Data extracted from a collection
____________

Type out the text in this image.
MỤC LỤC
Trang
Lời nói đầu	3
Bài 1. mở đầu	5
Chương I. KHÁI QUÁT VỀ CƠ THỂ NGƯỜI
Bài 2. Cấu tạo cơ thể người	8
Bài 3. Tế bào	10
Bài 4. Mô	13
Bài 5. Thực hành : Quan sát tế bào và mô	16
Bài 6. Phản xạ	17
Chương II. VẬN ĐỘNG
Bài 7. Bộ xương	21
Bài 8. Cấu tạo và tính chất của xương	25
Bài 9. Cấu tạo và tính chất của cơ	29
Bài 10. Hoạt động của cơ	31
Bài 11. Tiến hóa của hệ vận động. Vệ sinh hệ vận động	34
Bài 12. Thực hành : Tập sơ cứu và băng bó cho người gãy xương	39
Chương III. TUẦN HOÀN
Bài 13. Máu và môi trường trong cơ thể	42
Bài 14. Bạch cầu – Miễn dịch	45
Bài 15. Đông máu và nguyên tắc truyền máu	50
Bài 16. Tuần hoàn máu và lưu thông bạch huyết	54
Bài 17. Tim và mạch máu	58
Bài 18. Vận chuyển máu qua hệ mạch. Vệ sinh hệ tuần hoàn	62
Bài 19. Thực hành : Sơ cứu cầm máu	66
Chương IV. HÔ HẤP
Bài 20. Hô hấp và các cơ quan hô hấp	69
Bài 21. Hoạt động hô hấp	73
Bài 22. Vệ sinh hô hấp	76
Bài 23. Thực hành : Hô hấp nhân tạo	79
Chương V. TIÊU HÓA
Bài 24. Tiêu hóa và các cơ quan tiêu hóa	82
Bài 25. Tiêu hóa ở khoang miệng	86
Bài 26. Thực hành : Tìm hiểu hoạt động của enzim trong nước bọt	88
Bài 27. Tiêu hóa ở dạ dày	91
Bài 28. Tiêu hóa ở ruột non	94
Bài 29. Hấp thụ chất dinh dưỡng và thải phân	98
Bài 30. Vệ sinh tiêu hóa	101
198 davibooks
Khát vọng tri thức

____________

:: What is expected ::
Find every line in the records that has the string "trong", then state how many there are and nothing else.

:: Answer for the task ::
2